--- GIVEN INSTRUCTION ---
Output the records. Match them exactly.

++++ DATASET ROWS

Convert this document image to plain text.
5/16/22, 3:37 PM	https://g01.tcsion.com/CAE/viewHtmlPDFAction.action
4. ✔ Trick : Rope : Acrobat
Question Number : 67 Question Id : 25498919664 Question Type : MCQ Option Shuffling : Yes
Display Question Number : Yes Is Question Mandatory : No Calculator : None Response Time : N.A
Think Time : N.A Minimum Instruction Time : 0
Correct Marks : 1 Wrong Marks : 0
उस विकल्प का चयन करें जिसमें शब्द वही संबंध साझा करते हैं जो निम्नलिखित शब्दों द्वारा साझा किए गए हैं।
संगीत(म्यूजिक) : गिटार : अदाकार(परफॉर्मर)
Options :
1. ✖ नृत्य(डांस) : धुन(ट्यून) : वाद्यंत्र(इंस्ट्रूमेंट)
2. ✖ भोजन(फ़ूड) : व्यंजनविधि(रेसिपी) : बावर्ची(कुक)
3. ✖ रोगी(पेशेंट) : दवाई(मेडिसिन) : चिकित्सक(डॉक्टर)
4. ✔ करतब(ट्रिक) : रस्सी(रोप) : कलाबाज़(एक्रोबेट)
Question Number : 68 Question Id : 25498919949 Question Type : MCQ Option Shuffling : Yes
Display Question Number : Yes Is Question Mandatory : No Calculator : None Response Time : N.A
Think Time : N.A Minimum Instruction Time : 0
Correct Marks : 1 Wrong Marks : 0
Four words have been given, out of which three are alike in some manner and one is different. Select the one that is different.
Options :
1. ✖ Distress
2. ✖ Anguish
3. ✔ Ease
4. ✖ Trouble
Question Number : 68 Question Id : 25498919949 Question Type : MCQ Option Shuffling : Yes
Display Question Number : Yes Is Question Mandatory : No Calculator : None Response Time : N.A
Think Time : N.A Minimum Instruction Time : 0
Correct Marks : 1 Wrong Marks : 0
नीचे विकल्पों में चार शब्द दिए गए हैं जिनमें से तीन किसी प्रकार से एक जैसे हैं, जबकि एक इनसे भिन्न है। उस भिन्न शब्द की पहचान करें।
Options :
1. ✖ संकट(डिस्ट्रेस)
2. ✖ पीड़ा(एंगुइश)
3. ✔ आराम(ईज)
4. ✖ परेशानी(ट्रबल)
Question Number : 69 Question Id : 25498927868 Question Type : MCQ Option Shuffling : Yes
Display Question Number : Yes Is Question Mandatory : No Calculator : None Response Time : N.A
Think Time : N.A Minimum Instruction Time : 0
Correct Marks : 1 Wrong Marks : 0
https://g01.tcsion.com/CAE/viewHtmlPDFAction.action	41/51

++++++++

--- TASK OUTPUT ---
Convert this document image to plain text.
5/16/22, 3:37 PM	https://g01.tcsion.com/CAE/viewHtmlPDFAction.action
4. ✔ Trick : Rope : Acrobat
Question Number : 67 Question Id : 25498919664 Question Type : MCQ Option Shuffling : Yes
Display Question Number : Yes Is Question Mandatory : No Calculator : None Response Time : N.A
Think Time : N.A Minimum Instruction Time : 0
Correct Marks : 1 Wrong Marks : 0
उस विकल्प का चयन करें जिसमें शब्द वही संबंध साझा करते हैं जो निम्नलिखित शब्दों द्वारा साझा किए गए हैं।
संगीत(म्यूजिक) : गिटार : अदाकार(परफॉर्मर)
Options :
1. ✖ नृत्य(डांस) : धुन(ट्यून) : वाद्यंत्र(इंस्ट्रूमेंट)
2. ✖ भोजन(फ़ूड) : व्यंजनविधि(रेसिपी) : बावर्ची(कुक)
3. ✖ रोगी(पेशेंट) : दवाई(मेडिसिन) : चिकित्सक(डॉक्टर)
4. ✔ करतब(ट्रिक) : रस्सी(रोप) : कलाबाज़(एक्रोबेट)
Question Number : 68 Question Id : 25498919949 Question Type : MCQ Option Shuffling : Yes
Display Question Number : Yes Is Question Mandatory : No Calculator : None Response Time : N.A
Think Time : N.A Minimum Instruction Time : 0
Correct Marks : 1 Wrong Marks : 0
Four words have been given, out of which three are alike in some manner and one is different. Select the one that is different.
Options :
1. ✖ Distress
2. ✖ Anguish
3. ✔ Ease
4. ✖ Trouble
Question Number : 68 Question Id : 25498919949 Question Type : MCQ Option Shuffling : Yes
Display Question Number : Yes Is Question Mandatory : No Calculator : None Response Time : N.A
Think Time : N.A Minimum Instruction Time : 0
Correct Marks : 1 Wrong Marks : 0
नीचे विकल्पों में चार शब्द दिए गए हैं जिनमें से तीन किसी प्रकार से एक जैसे हैं, जबकि एक इनसे भिन्न है। उस भिन्न शब्द की पहचान करें।
Options :
1. ✖ संकट(डिस्ट्रेस)
2. ✖ पीड़ा(एंगुइश)
3. ✔ आराम(ईज)
4. ✖ परेशानी(ट्रबल)
Question Number : 69 Question Id : 25498927868 Question Type : MCQ Option Shuffling : Yes
Display Question Number : Yes Is Question Mandatory : No Calculator : None Response Time : N.A
Think Time : N.A Minimum Instruction Time : 0
Correct Marks : 1 Wrong Marks : 0
https://g01.tcsion.com/CAE/viewHtmlPDFAction.action	41/51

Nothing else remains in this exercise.